- _Exercise data_
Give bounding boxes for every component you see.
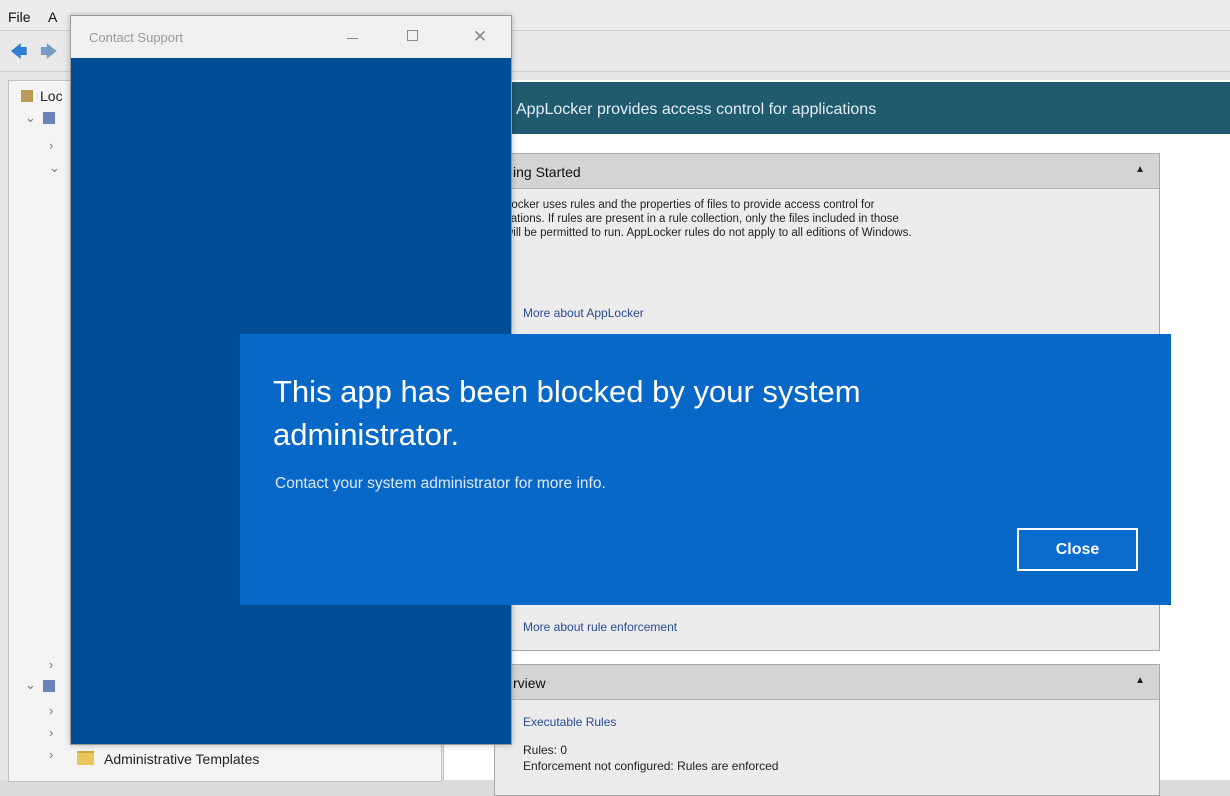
banner-text: AppLocker provides access control for ap… <box>516 101 877 118</box>
chevron-down-icon[interactable]: ⌄ <box>25 110 36 126</box>
collapse-caret-icon[interactable]: ▲ <box>1135 675 1145 686</box>
chevron-down-icon[interactable]: ⌄ <box>49 160 60 176</box>
dialog-heading: This app has been blocked by your system… <box>273 374 861 452</box>
panel-title: ing Started <box>513 164 581 180</box>
chevron-right-icon[interactable]: › <box>49 657 53 672</box>
enforcement-status: Enforcement not configured: Rules are en… <box>523 759 779 773</box>
window-title: Contact Support <box>89 30 183 45</box>
user-config-icon <box>43 680 55 692</box>
more-about-applocker-link[interactable]: More about AppLocker <box>523 306 644 320</box>
chevron-down-icon[interactable]: ⌄ <box>25 677 36 693</box>
collapse-caret-icon[interactable]: ▲ <box>1135 164 1145 175</box>
chevron-right-icon[interactable]: › <box>49 138 53 153</box>
close-icon[interactable]: ✕ <box>457 16 503 58</box>
body-line: Locker uses rules and the properties of … <box>505 199 875 211</box>
chevron-right-icon[interactable]: › <box>49 747 53 762</box>
rules-count: Rules: 0 <box>523 743 568 757</box>
applocker-banner: AppLocker provides access control for ap… <box>444 82 1230 134</box>
console-root-icon <box>21 90 33 102</box>
menu-file[interactable]: File <box>8 9 31 25</box>
tree-root-label[interactable]: Loc <box>40 88 63 104</box>
getting-started-text: Locker uses rules and the properties of … <box>505 198 1135 240</box>
overview-panel: rview ▲ Executable Rules Rules: 0 Enforc… <box>494 664 1160 796</box>
panel-header[interactable]: ing Started ▲ <box>495 154 1159 189</box>
tree-item-label: Administrative Templates <box>104 751 260 767</box>
minimize-icon[interactable] <box>329 16 375 58</box>
panel-title: rview <box>513 675 546 691</box>
executable-rules-link[interactable]: Executable Rules <box>523 715 616 729</box>
computer-policy-icon <box>43 112 55 124</box>
body-line: cations. If rules are present in a rule … <box>505 213 899 225</box>
chevron-right-icon[interactable]: › <box>49 703 53 718</box>
maximize-icon[interactable] <box>389 16 435 58</box>
window-titlebar[interactable]: Contact Support ✕ <box>71 16 511 58</box>
forward-arrow-icon[interactable]: 🡆 <box>40 43 58 60</box>
close-button[interactable]: Close <box>1017 528 1138 571</box>
app-blocked-dialog: This app has been blocked by your system… <box>240 334 1171 605</box>
tree-item-administrative-templates[interactable]: Administrative Templates <box>77 751 259 767</box>
dialog-message: Contact your system administrator for mo… <box>275 475 606 492</box>
body-line: will be permitted to run. AppLocker rule… <box>505 227 912 239</box>
chevron-right-icon[interactable]: › <box>49 725 53 740</box>
back-arrow-icon[interactable]: 🡄 <box>10 43 28 60</box>
more-about-rule-enforcement-link[interactable]: More about rule enforcement <box>523 620 677 634</box>
folder-icon <box>77 751 94 765</box>
menu-action[interactable]: A <box>48 9 57 25</box>
panel-header[interactable]: rview ▲ <box>495 665 1159 700</box>
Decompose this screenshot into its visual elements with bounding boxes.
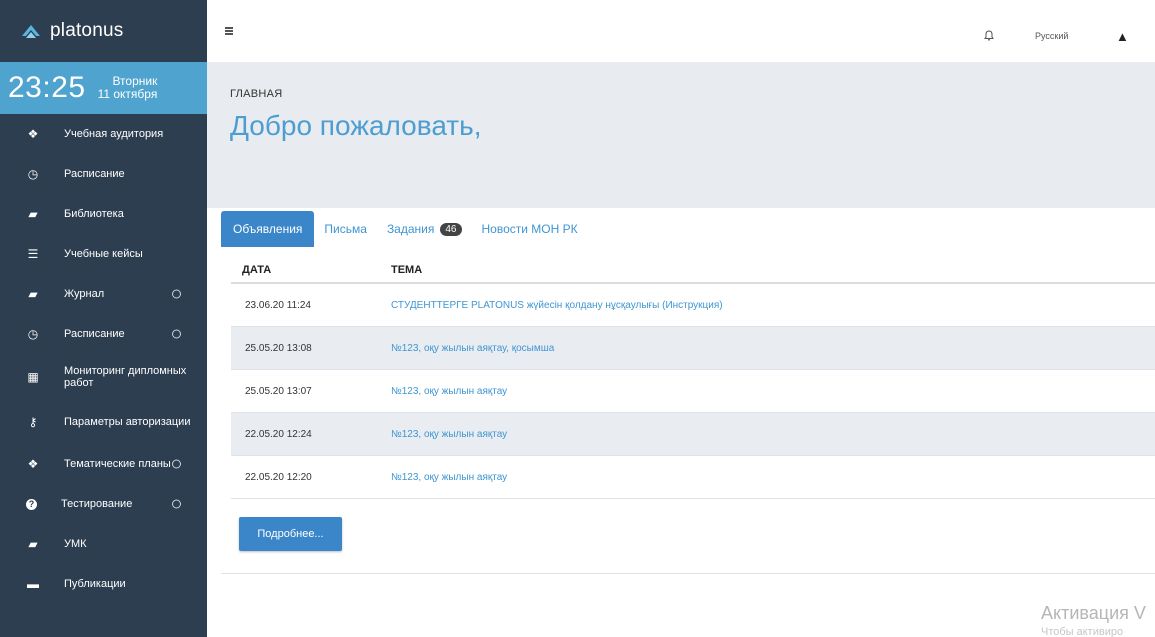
tab-tasks[interactable]: Задания 46: [377, 211, 472, 247]
sidebar-item-1[interactable]: ◷ Расписание: [0, 154, 207, 194]
folder-icon: ▬: [27, 577, 39, 591]
table-row: 23.06.20 11:24 СТУДЕНТТЕРГЕ PLATONUS жүйе…: [231, 284, 1155, 327]
more-button[interactable]: Подробнее...: [239, 517, 342, 551]
tabs: Объявления Письма Задания 46 Новости МОН …: [221, 211, 588, 247]
table-row: 22.05.20 12:20 №123, оқу жылын аяқтау: [231, 456, 1155, 499]
sidebar-menu: ❖ Учебная аудитория ◷ Расписание ▰ Библиотека…: [0, 114, 207, 604]
sidebar-item-3[interactable]: ☰ Учебные кейсы: [0, 234, 207, 274]
expand-arrow-icon[interactable]: [172, 289, 181, 299]
table-header: ДАТА ТЕМА: [231, 257, 1155, 284]
sidebar-item-label: УМК: [64, 538, 87, 550]
sidebar-item-label: Журнал: [64, 288, 105, 300]
cell-date: 23.06.20 11:24: [245, 299, 311, 311]
book-icon: ▰: [28, 537, 38, 551]
expand-arrow-icon[interactable]: [172, 499, 181, 509]
warning-icon[interactable]: ▲: [1116, 29, 1129, 44]
cell-topic-link[interactable]: №123, оқу жылын аяқтау: [391, 472, 507, 483]
sidebar-item-label: Расписание: [64, 328, 125, 340]
key-icon: ⚷: [28, 414, 38, 429]
sidebar-item-8[interactable]: ❖ Тематические планы: [0, 444, 207, 484]
announcements-table: ДАТА ТЕМА 23.06.20 11:24 СТУДЕНТТЕРГЕ PLA…: [231, 257, 1155, 499]
sidebar-item-4[interactable]: ▰ Журнал: [0, 274, 207, 314]
calendar-icon: ▦: [27, 369, 39, 384]
language-selector[interactable]: Русский: [1035, 31, 1068, 41]
tab-label: Письма: [324, 222, 367, 236]
cell-date: 25.05.20 13:07: [245, 385, 312, 397]
tab-news[interactable]: Новости МОН РК: [472, 211, 588, 247]
hamburger-menu-icon[interactable]: [225, 27, 233, 35]
cubes-icon: ❖: [27, 127, 39, 141]
clock-widget: 23:25 Вторник 11 октября: [0, 62, 207, 114]
sidebar-item-9[interactable]: ? Тестирование: [0, 484, 207, 524]
sidebar-item-2[interactable]: ▰ Библиотека: [0, 194, 207, 234]
sidebar-item-label: Параметры авторизации: [64, 415, 191, 428]
sidebar-item-label: Тестирование: [61, 498, 133, 510]
sidebar-item-label: Тематические планы: [64, 458, 171, 470]
cell-topic-link[interactable]: №123, оқу жылын аяқтау, қосымша: [391, 343, 554, 354]
book-icon: ▰: [28, 287, 38, 301]
column-header-date: ДАТА: [242, 263, 272, 276]
table-row: 25.05.20 13:07 №123, оқу жылын аяқтау: [231, 370, 1155, 413]
sidebar-item-label: Расписание: [64, 168, 125, 180]
tab-label: Объявления: [233, 222, 303, 236]
sidebar-item-7[interactable]: ⚷ Параметры авторизации: [0, 399, 207, 444]
page-title: Добро пожаловать,: [230, 110, 482, 141]
list-icon: ☰: [27, 247, 39, 261]
topbar: Русский ▲: [207, 0, 1155, 62]
cubes-icon: ❖: [27, 457, 39, 471]
clock-icon: ◷: [27, 327, 39, 341]
platonus-logo-icon: [22, 25, 40, 38]
expand-arrow-icon[interactable]: [172, 459, 181, 469]
tab-label: Задания: [386, 222, 435, 236]
column-header-topic: ТЕМА: [391, 263, 423, 276]
sidebar-item-label: Учебные кейсы: [64, 248, 143, 260]
tab-letters[interactable]: Письма: [314, 211, 377, 247]
table-row: 22.05.20 12:24 №123, оқу жылын аяқтау: [231, 413, 1155, 456]
expand-arrow-icon[interactable]: [172, 329, 181, 339]
tasks-count-badge: 46: [440, 222, 462, 236]
cell-topic-link[interactable]: №123, оқу жылын аяқтау: [391, 429, 507, 440]
sidebar-item-label: Публикации: [64, 578, 126, 590]
sidebar-item-label: Учебная аудитория: [64, 128, 164, 140]
sidebar-item-5[interactable]: ◷ Расписание: [0, 314, 207, 354]
question-icon: ?: [26, 498, 37, 510]
sidebar-item-11[interactable]: ▬ Публикации: [0, 564, 207, 604]
sidebar-item-6[interactable]: ▦ Мониторинг дипломных работ: [0, 354, 207, 399]
cell-date: 22.05.20 12:24: [245, 428, 312, 440]
page-header: ГЛАВНАЯ Добро пожаловать,: [207, 62, 1155, 208]
tab-announcements[interactable]: Объявления: [221, 211, 315, 247]
sidebar-item-label: Библиотека: [64, 208, 124, 220]
sidebar-item-10[interactable]: ▰ УМК: [0, 524, 207, 564]
cell-date: 25.05.20 13:08: [245, 342, 312, 354]
table-body: 23.06.20 11:24 СТУДЕНТТЕРГЕ PLATONUS жүйе…: [231, 284, 1155, 499]
sidebar: platonus 23:25 Вторник 11 октября ❖ Учебн…: [0, 0, 207, 637]
clock-date: Вторник 11 октября: [98, 75, 158, 101]
logo[interactable]: platonus: [0, 0, 207, 62]
cell-topic-link[interactable]: СТУДЕНТТЕРГЕ PLATONUS жүйесін қолдану нұ…: [391, 300, 723, 311]
tab-label: Новости МОН РК: [481, 222, 578, 236]
divider: [221, 573, 1155, 574]
table-row: 25.05.20 13:08 №123, оқу жылын аяқтау, қо…: [231, 327, 1155, 370]
cell-date: 22.05.20 12:20: [245, 471, 312, 483]
clock-icon: ◷: [27, 167, 39, 181]
sidebar-item-0[interactable]: ❖ Учебная аудитория: [0, 114, 207, 154]
breadcrumb: ГЛАВНАЯ: [230, 88, 283, 100]
clock-time: 23:25: [8, 71, 86, 104]
windows-activation-watermark: Активация V: [1041, 603, 1146, 623]
bell-icon[interactable]: [984, 30, 994, 41]
app-name: platonus: [50, 20, 124, 41]
sidebar-item-label: Мониторинг дипломных работ: [64, 364, 187, 389]
windows-activation-subtitle: Чтобы активиро: [1041, 626, 1124, 637]
cell-topic-link[interactable]: №123, оқу жылын аяқтау: [391, 386, 507, 397]
book-icon: ▰: [28, 207, 38, 221]
clock-day: 11 октября: [97, 87, 158, 101]
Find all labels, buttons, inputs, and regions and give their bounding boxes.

- _Job_
Reproduce the rows verbatim, starting at the line containing "banner-text: AppLocker provides" and continuing through the line containing "overview-panel: rview ▲", with both of those lines included.

- _Written answer_
banner-text: AppLocker provides access control for ap… <box>516 101 877 118</box>
chevron-down-icon[interactable]: ⌄ <box>25 110 36 126</box>
collapse-caret-icon[interactable]: ▲ <box>1135 675 1145 686</box>
chevron-down-icon[interactable]: ⌄ <box>49 160 60 176</box>
dialog-heading: This app has been blocked by your system… <box>273 374 861 452</box>
panel-title: ing Started <box>513 164 581 180</box>
chevron-right-icon[interactable]: › <box>49 657 53 672</box>
enforcement-status: Enforcement not configured: Rules are en… <box>523 759 779 773</box>
window-title: Contact Support <box>89 30 183 45</box>
user-config-icon <box>43 680 55 692</box>
more-about-applocker-link[interactable]: More about AppLocker <box>523 306 644 320</box>
chevron-down-icon[interactable]: ⌄ <box>25 677 36 693</box>
collapse-caret-icon[interactable]: ▲ <box>1135 164 1145 175</box>
chevron-right-icon[interactable]: › <box>49 138 53 153</box>
close-icon[interactable]: ✕ <box>457 16 503 58</box>
body-line: Locker uses rules and the properties of … <box>505 199 875 211</box>
chevron-right-icon[interactable]: › <box>49 747 53 762</box>
rules-count: Rules: 0 <box>523 743 568 757</box>
applocker-banner: AppLocker provides access control for ap… <box>444 82 1230 134</box>
console-root-icon <box>21 90 33 102</box>
menu-file[interactable]: File <box>8 9 31 25</box>
tree-root-label[interactable]: Loc <box>40 88 63 104</box>
getting-started-text: Locker uses rules and the properties of … <box>505 198 1135 240</box>
overview-panel: rview ▲ Executable Rules Rules: 0 Enforc… <box>494 664 1160 796</box>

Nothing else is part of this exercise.